■ Description of the task
Scan the records and identify every line in which the string "type" occurs, then return those lines.

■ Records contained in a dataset
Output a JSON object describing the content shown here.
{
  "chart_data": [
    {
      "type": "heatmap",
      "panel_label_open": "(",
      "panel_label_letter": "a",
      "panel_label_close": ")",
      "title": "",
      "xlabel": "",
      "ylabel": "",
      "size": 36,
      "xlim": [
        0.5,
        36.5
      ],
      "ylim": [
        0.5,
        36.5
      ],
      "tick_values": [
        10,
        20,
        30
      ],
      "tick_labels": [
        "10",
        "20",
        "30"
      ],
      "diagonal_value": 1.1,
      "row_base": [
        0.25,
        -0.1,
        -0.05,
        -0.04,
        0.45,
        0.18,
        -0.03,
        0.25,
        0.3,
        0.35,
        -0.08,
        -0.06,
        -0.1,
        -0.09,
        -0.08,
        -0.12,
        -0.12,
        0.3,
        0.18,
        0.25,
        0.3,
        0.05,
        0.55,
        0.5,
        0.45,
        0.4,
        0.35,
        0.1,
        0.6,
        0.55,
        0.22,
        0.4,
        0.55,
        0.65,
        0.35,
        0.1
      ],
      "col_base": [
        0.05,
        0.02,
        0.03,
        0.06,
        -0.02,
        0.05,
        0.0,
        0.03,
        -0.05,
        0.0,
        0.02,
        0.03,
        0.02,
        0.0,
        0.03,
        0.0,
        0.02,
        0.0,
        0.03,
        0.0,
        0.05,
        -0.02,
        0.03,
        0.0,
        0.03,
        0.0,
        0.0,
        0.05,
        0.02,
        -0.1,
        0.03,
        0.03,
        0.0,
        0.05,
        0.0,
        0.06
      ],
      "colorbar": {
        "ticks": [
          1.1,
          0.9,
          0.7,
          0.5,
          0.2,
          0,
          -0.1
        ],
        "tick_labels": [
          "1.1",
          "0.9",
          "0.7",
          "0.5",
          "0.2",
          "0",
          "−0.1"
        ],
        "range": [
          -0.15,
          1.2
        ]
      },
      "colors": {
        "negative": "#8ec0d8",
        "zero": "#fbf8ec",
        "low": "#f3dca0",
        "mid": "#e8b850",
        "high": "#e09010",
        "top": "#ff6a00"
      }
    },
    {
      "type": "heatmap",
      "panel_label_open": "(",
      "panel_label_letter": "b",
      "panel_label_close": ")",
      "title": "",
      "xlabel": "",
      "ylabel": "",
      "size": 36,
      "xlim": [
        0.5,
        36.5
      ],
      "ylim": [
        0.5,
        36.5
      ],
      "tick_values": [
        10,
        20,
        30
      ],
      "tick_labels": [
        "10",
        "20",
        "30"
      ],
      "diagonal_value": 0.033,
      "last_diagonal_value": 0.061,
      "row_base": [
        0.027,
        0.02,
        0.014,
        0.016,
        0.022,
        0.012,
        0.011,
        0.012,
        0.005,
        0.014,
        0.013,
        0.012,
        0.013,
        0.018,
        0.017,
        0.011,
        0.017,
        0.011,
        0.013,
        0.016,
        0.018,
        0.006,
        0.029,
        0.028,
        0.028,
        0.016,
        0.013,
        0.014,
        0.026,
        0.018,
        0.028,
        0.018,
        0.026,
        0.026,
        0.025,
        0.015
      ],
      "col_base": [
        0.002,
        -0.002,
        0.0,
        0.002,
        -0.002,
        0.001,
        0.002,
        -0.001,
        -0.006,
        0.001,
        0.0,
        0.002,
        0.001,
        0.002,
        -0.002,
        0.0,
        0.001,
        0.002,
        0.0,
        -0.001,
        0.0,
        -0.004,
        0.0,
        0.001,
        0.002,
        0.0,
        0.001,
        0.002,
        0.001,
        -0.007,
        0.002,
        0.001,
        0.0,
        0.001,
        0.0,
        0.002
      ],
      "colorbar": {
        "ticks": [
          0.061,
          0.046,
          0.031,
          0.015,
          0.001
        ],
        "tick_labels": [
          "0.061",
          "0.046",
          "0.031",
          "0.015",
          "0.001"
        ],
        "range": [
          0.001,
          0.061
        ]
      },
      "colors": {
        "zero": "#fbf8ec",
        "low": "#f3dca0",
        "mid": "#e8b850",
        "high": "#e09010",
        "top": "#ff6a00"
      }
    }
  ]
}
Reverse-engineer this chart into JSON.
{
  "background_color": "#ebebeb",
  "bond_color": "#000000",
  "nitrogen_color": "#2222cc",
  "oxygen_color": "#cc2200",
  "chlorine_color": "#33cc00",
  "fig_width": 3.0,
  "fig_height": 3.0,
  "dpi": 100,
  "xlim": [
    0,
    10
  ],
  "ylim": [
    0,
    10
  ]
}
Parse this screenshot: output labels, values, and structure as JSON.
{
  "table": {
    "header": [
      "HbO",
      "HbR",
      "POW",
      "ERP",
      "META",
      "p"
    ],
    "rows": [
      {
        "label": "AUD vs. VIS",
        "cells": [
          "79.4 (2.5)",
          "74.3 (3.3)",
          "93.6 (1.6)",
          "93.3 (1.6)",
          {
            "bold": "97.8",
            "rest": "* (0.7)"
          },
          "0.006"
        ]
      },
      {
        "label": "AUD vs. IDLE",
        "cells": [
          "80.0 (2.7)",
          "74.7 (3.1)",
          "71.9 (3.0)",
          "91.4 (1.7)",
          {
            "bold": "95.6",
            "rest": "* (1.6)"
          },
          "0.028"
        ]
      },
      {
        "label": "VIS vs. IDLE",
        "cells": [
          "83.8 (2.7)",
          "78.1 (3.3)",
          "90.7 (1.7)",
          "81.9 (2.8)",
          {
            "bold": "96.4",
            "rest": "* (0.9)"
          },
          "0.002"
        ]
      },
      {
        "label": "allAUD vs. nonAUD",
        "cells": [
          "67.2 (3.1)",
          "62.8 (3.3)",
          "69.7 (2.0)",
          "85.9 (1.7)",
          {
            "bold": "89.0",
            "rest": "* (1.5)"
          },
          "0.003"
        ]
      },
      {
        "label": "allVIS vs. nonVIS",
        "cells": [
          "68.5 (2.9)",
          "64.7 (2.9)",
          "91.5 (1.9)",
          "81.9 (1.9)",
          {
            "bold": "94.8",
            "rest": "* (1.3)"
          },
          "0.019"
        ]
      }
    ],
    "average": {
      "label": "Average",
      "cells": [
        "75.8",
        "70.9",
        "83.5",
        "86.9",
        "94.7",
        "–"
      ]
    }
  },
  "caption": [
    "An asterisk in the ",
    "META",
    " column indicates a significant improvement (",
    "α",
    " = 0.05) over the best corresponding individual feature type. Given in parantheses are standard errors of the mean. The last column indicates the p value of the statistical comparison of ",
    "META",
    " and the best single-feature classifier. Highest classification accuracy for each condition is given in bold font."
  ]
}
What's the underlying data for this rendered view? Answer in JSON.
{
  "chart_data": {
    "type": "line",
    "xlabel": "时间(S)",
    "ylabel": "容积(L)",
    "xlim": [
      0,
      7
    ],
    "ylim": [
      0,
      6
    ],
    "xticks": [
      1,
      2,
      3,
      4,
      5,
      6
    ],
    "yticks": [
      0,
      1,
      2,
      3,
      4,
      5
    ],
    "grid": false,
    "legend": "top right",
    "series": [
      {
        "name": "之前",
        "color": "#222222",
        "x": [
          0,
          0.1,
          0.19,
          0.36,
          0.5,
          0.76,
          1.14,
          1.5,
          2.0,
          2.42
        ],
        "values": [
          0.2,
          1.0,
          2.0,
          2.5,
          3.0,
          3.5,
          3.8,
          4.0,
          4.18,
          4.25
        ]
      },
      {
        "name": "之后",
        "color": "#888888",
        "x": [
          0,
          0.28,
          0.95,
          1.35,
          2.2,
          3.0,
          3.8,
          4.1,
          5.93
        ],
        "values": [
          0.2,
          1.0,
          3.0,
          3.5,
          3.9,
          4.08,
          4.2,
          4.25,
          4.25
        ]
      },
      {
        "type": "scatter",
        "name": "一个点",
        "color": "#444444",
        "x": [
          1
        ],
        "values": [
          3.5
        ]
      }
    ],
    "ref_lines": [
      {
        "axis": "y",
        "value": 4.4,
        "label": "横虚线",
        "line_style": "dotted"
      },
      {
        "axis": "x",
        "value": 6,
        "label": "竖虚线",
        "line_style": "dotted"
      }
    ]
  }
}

■ Result
      "type": "heatmap",
      "type": "heatmap",
    " = 0.05) over the best corresponding individual feature type. Given in parantheses are standard errors of the mean. The last column indicates the p value of the statistical comparison of ",
    "type": "line",
        "type": "scatter",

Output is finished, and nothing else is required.